What to work on
• a. List everyone the post about post-university panic says has finished a university course.
• b. In the post about post-university panic, copy the passage from "(I chose the" up to and including "credit: Holly Campbell.)".
*** Article
Post University Panic: A Hopefully Helpful Post

(I chose the above image, as it is kind of a good image to define what I looked like for most of university-I miss my long hair so much! I would have posted a picture of my Masters graduation ceremony, but it hasn’t happened yet! Image credit: Holly Campbell.)

I almost didn’t post anything today but I’m really trying to be consistent with posting so thought I’d post instead how I’ve been feeling recently. Plus, I just did some exercise and it helped clear my head a little bit so think I might be able to actually get something out that is not a rambling mess. So for those of you who do not know I’ve finished university for the second time, as I’ve just completed my Masters course (though I’m still waiting for my final grade). Alongside that my significant other has also finished their course, and my friends who were on the course I did.
******
*** Data
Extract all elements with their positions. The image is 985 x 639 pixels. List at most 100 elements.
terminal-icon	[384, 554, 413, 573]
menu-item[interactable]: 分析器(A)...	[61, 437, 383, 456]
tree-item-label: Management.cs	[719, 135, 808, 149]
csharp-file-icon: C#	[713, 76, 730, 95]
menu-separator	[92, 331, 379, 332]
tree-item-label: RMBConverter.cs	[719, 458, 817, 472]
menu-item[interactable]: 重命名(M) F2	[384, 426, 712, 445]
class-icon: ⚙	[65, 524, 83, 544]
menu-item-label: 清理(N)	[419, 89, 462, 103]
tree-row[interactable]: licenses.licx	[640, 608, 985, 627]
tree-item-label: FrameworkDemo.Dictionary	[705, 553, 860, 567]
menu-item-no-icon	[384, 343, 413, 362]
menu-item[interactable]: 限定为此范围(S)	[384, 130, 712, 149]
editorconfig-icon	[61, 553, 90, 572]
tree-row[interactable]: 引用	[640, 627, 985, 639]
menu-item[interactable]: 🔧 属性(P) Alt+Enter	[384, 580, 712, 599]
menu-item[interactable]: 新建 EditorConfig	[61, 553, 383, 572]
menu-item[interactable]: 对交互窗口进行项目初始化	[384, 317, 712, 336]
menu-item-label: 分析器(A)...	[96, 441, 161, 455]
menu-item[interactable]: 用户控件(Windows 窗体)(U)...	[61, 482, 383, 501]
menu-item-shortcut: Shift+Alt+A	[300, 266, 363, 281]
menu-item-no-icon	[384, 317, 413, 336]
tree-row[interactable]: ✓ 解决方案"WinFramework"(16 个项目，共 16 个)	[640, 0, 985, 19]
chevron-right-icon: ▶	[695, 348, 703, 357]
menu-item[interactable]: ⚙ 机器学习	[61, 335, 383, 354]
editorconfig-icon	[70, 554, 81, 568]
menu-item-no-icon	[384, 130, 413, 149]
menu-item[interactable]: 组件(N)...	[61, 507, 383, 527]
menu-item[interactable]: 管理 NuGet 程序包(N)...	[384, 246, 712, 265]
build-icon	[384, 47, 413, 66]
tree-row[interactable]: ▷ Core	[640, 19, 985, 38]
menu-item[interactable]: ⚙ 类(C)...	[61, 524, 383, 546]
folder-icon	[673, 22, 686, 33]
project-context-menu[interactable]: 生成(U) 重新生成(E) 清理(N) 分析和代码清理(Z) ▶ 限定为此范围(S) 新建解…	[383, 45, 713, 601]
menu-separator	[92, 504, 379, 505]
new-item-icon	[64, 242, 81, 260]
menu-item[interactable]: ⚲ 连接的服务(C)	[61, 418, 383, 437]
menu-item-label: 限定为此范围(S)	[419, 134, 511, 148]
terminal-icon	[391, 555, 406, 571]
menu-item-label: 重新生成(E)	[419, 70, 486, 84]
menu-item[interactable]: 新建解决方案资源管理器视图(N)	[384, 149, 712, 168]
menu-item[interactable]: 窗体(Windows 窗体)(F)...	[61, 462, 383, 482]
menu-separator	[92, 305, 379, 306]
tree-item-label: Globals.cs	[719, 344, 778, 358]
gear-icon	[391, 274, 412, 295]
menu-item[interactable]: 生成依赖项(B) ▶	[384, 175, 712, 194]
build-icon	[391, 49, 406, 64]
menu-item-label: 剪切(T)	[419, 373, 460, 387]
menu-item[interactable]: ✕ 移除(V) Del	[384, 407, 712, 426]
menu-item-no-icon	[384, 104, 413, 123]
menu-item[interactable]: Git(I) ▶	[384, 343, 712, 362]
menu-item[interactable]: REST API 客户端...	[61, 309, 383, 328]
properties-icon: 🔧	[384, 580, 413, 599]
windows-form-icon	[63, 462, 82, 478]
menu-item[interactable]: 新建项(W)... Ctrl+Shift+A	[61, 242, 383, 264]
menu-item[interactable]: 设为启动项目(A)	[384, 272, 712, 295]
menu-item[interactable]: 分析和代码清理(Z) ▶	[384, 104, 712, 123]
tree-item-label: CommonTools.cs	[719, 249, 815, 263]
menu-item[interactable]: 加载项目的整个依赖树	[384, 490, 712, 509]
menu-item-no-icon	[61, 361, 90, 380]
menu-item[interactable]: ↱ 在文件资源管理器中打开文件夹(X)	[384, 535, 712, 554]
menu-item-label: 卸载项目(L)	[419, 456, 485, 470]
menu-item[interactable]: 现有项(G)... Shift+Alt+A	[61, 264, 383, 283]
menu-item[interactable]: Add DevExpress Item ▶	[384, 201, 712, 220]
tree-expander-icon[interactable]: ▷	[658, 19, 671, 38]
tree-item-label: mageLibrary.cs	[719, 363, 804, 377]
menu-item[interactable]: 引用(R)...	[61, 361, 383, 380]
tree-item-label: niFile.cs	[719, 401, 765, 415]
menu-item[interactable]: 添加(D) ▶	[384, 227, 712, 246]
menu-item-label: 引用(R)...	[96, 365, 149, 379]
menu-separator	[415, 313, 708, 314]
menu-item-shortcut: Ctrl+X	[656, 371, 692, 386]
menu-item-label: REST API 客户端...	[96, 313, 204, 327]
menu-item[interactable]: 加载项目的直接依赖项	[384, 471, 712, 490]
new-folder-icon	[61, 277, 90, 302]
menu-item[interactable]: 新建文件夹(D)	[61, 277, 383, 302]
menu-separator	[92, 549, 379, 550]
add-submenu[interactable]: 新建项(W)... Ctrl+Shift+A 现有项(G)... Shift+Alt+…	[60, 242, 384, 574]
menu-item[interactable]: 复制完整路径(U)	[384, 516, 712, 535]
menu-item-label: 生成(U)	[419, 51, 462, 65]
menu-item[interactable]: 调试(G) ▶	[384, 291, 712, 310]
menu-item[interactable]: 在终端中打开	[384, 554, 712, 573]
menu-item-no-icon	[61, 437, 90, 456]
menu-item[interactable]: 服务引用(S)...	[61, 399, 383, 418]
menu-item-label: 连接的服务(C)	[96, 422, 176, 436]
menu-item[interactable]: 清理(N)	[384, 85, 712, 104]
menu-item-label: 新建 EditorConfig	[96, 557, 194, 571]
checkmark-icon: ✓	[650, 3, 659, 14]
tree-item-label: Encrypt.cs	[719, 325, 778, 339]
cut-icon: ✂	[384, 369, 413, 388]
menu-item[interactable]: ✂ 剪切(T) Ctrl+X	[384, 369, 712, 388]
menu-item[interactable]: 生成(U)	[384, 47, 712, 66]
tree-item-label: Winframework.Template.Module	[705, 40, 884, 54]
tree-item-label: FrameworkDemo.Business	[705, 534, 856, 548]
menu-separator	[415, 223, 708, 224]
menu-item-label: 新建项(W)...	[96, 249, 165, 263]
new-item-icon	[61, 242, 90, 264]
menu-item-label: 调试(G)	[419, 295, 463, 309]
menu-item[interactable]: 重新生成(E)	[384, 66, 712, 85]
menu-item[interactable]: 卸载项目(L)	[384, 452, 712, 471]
******
Solutions to each task
• a.
- The writer
- The writer's significant other
- The writer's friends who were on the same course

• b.
(I chose the above image, as it is kind of a good image to define what I looked like for most of university-I miss my long hair so much! I would have posted a picture of my Masters graduation ceremony, but it hasn’t happened yet! Image credit: Holly Campbell.)